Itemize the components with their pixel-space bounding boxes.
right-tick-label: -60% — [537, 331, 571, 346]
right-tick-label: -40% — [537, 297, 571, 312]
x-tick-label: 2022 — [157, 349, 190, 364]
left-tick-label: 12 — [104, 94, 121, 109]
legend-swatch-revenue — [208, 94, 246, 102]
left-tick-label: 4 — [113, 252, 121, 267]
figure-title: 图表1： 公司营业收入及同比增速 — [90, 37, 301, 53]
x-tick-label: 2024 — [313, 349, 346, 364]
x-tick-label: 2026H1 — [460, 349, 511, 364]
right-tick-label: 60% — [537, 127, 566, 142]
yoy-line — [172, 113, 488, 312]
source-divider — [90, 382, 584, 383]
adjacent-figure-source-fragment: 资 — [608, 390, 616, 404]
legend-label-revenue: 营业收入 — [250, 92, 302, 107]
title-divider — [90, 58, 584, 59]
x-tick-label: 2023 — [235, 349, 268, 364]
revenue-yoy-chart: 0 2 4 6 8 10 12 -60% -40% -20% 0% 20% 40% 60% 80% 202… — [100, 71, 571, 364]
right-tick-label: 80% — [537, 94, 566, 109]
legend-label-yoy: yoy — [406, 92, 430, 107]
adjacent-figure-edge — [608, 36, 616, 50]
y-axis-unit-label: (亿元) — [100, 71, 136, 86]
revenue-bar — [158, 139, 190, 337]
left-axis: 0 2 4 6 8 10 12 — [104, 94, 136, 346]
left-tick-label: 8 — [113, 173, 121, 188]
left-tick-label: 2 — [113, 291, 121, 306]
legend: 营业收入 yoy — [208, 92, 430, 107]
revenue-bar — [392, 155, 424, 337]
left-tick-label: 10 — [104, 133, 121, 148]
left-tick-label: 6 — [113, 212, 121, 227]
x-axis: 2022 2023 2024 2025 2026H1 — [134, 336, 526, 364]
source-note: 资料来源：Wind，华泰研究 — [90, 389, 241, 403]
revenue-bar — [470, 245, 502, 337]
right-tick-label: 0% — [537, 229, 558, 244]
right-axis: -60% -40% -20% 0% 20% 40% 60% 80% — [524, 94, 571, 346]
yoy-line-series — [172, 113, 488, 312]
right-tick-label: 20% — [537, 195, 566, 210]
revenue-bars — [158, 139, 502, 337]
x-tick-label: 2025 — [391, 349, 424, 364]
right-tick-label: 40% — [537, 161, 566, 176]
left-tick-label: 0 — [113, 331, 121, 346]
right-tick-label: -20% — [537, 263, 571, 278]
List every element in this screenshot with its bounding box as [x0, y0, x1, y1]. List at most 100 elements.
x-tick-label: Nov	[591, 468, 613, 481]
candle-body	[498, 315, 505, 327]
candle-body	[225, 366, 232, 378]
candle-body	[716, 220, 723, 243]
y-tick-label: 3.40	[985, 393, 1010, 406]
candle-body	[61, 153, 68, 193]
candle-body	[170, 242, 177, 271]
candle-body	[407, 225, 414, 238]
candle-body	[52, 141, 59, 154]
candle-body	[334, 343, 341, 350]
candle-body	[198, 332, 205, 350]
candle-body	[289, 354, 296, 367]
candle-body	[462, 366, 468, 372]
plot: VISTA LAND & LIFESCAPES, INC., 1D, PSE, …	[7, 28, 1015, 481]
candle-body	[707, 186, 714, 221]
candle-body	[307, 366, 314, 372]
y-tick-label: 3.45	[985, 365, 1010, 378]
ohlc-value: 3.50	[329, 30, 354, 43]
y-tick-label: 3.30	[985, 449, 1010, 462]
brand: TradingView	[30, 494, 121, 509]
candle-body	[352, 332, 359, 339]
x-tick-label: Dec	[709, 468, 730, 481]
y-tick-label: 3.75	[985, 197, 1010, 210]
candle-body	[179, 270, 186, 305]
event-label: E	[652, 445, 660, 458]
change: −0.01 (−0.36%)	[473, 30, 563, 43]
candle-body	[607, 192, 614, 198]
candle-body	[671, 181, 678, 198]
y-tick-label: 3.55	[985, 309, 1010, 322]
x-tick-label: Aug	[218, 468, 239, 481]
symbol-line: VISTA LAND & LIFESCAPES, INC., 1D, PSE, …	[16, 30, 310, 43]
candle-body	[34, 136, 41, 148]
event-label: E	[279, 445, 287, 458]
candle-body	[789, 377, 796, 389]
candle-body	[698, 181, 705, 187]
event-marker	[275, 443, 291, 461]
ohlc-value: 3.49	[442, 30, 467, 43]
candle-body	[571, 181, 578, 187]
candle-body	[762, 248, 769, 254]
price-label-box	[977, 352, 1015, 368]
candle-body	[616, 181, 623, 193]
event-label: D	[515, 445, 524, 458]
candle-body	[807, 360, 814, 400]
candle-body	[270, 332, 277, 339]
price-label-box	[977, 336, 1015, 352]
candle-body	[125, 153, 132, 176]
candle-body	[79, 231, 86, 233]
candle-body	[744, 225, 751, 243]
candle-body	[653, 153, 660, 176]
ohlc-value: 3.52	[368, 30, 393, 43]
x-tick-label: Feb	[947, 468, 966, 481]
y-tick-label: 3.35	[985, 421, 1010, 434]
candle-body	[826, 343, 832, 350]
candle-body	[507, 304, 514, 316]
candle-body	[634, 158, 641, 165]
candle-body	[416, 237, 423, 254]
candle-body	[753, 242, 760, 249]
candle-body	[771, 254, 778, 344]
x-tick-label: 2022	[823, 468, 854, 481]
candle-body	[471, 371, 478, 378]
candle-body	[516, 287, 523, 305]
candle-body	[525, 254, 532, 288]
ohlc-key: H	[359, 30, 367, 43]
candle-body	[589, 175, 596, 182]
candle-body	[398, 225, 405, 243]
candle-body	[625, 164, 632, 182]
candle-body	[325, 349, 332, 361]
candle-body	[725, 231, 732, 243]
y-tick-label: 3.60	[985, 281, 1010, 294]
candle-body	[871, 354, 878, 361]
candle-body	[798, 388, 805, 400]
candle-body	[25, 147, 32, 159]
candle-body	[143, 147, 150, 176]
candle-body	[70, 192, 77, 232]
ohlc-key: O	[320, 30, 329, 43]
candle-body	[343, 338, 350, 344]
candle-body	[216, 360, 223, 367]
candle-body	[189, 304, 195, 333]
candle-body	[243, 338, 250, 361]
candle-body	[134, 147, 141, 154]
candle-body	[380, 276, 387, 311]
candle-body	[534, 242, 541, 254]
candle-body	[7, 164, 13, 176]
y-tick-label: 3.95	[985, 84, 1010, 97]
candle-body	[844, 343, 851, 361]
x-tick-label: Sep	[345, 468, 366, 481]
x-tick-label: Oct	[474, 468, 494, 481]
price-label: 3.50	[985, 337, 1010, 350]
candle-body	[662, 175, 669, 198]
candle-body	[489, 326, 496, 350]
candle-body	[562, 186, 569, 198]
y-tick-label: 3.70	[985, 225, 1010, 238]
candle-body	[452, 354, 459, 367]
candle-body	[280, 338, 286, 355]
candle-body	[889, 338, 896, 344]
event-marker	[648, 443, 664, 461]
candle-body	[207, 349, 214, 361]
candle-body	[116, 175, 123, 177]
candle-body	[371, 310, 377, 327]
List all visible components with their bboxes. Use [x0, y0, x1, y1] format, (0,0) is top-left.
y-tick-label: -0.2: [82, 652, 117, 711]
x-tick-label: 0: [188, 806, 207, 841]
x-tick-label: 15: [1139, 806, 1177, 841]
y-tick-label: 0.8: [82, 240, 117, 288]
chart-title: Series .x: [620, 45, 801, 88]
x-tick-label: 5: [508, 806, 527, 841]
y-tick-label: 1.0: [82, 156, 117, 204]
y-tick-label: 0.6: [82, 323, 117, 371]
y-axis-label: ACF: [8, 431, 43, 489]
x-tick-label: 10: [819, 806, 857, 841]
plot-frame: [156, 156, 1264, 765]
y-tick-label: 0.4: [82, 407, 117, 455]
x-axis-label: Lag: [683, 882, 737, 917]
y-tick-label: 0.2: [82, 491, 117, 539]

# # # # # # #

- [What you should do] Reproduce the records word for word, from the first line of the records through the line containing "legend: 营业收入 yoy — [208, 92, 430, 107]", including both of those lines.

- [Result of this task]
Itemize the components with their pixel-space bounding boxes.
right-tick-label: -60% — [537, 331, 571, 346]
right-tick-label: -40% — [537, 297, 571, 312]
x-tick-label: 2022 — [157, 349, 190, 364]
left-tick-label: 12 — [104, 94, 121, 109]
legend-swatch-revenue — [208, 94, 246, 102]
left-tick-label: 4 — [113, 252, 121, 267]
figure-title: 图表1： 公司营业收入及同比增速 — [90, 37, 301, 53]
x-tick-label: 2024 — [313, 349, 346, 364]
x-tick-label: 2026H1 — [460, 349, 511, 364]
right-tick-label: 60% — [537, 127, 566, 142]
yoy-line — [172, 113, 488, 312]
source-divider — [90, 382, 584, 383]
adjacent-figure-source-fragment: 资 — [608, 390, 616, 404]
legend-label-revenue: 营业收入 — [250, 92, 302, 107]
title-divider — [90, 58, 584, 59]
x-tick-label: 2023 — [235, 349, 268, 364]
revenue-yoy-chart: 0 2 4 6 8 10 12 -60% -40% -20% 0% 20% 40% 60% 80% 202… — [100, 71, 571, 364]
right-tick-label: 80% — [537, 94, 566, 109]
legend-label-yoy: yoy — [406, 92, 430, 107]
adjacent-figure-edge — [608, 36, 616, 50]
y-axis-unit-label: (亿元) — [100, 71, 136, 86]
revenue-bar — [158, 139, 190, 337]
left-axis: 0 2 4 6 8 10 12 — [104, 94, 136, 346]
left-tick-label: 8 — [113, 173, 121, 188]
left-tick-label: 2 — [113, 291, 121, 306]
legend: 营业收入 yoy — [208, 92, 430, 107]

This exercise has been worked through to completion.